[Exercise data]
────────
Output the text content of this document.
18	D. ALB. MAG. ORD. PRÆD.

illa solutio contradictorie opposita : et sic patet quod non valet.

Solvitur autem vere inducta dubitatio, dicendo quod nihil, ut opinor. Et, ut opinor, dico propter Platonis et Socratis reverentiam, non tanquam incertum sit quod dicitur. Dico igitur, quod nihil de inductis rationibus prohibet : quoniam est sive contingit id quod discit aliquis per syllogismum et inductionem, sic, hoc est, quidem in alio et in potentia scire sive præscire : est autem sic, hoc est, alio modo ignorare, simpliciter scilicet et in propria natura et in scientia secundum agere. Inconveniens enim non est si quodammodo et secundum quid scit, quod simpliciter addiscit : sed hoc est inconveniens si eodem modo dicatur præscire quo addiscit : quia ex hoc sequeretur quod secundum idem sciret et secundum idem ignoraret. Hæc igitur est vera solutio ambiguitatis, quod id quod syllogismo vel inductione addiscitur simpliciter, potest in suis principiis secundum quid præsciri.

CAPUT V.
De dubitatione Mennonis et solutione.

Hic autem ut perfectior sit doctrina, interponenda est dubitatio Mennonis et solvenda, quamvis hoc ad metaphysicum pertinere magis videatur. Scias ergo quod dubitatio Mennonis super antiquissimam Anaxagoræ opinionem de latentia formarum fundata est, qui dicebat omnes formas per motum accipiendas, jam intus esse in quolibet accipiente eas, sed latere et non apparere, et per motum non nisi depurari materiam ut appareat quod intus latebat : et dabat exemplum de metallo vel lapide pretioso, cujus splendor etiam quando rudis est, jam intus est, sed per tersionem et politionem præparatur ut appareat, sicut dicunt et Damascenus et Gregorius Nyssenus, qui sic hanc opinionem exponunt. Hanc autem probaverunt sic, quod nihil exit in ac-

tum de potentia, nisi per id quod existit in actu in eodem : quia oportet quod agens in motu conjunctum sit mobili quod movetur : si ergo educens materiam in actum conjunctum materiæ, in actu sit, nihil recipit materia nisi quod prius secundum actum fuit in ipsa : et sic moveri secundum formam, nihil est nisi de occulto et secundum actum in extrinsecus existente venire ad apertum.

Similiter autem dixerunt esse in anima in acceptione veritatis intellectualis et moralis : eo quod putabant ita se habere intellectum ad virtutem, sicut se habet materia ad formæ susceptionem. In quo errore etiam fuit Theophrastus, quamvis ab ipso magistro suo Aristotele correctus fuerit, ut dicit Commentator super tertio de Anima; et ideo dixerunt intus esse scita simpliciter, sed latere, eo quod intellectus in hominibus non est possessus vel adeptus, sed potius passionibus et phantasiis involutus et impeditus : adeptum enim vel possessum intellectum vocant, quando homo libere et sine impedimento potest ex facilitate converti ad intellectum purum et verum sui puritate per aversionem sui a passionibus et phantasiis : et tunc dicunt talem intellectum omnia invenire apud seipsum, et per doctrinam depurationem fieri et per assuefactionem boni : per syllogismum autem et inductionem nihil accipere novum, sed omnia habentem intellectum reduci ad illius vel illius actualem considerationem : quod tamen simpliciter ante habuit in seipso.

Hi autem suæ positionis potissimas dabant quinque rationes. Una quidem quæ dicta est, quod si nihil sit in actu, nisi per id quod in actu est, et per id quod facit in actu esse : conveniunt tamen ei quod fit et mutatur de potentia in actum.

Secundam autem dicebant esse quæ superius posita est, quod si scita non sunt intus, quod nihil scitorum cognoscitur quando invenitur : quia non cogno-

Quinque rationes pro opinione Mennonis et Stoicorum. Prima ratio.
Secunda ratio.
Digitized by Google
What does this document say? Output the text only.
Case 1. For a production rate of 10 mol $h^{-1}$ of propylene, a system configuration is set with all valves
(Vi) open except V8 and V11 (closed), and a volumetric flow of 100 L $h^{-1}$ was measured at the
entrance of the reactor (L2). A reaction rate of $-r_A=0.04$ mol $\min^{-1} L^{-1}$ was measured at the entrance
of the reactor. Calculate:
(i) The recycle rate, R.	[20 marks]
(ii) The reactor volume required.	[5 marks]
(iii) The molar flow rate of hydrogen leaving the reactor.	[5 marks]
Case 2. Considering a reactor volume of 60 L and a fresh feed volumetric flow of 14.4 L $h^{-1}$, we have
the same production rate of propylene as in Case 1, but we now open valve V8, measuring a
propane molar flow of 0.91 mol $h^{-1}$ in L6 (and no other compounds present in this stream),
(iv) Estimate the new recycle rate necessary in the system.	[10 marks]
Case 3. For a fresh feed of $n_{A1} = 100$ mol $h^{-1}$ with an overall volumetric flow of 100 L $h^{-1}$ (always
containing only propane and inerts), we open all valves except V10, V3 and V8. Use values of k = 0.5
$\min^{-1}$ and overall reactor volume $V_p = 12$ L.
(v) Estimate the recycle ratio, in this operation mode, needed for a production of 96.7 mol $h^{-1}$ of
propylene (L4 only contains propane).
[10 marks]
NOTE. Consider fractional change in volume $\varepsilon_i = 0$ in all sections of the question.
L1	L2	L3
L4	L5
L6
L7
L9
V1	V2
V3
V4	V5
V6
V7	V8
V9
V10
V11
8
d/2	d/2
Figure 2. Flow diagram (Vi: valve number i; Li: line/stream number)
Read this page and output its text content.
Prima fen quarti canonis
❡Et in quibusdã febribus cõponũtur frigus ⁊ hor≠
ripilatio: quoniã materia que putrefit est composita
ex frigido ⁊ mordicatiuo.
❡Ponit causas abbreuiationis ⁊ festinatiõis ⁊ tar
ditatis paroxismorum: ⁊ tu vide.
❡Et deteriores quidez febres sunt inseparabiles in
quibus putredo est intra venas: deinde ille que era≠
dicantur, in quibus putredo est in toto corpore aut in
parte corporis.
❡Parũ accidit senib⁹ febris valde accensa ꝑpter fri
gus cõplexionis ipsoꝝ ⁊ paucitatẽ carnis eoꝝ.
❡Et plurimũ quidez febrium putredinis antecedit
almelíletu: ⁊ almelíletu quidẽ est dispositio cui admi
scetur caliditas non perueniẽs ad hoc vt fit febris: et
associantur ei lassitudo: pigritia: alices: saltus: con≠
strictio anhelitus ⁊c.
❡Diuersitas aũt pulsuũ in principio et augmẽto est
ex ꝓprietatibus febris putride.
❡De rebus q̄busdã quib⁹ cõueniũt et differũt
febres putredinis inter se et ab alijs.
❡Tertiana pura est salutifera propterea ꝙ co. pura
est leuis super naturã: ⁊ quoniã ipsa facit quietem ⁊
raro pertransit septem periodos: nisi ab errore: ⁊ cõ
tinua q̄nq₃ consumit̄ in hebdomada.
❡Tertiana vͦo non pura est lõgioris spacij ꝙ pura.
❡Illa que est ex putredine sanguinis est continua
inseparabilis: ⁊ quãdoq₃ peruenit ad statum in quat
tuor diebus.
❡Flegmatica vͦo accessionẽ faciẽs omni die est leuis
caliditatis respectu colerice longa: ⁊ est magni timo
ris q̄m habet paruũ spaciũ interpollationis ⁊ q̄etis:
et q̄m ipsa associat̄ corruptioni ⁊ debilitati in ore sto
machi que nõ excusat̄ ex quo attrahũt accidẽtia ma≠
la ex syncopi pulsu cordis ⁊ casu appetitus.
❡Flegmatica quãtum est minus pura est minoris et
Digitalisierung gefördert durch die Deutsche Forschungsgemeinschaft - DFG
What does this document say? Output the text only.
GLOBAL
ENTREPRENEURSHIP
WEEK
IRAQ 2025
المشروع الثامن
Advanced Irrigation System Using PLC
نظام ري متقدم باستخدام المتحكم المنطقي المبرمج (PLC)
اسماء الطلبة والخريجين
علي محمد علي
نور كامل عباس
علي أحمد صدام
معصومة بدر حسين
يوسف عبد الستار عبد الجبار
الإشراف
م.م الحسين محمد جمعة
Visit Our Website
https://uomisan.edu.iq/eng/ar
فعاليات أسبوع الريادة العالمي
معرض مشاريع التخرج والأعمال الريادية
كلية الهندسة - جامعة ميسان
────────
Look over the listing. Pull out every line with the string "this" in it.

Output the text content of this document.
What does this document say? Output the text only.
propane molar flow of 0.91 mol $h^{-1}$ in L6 (and no other compounds present in this stream),
(v) Estimate the recycle ratio, in this operation mode, needed for a production of 96.7 mol $h^{-1}$ of
Read this page and output its text content.
What does this document say? Output the text only.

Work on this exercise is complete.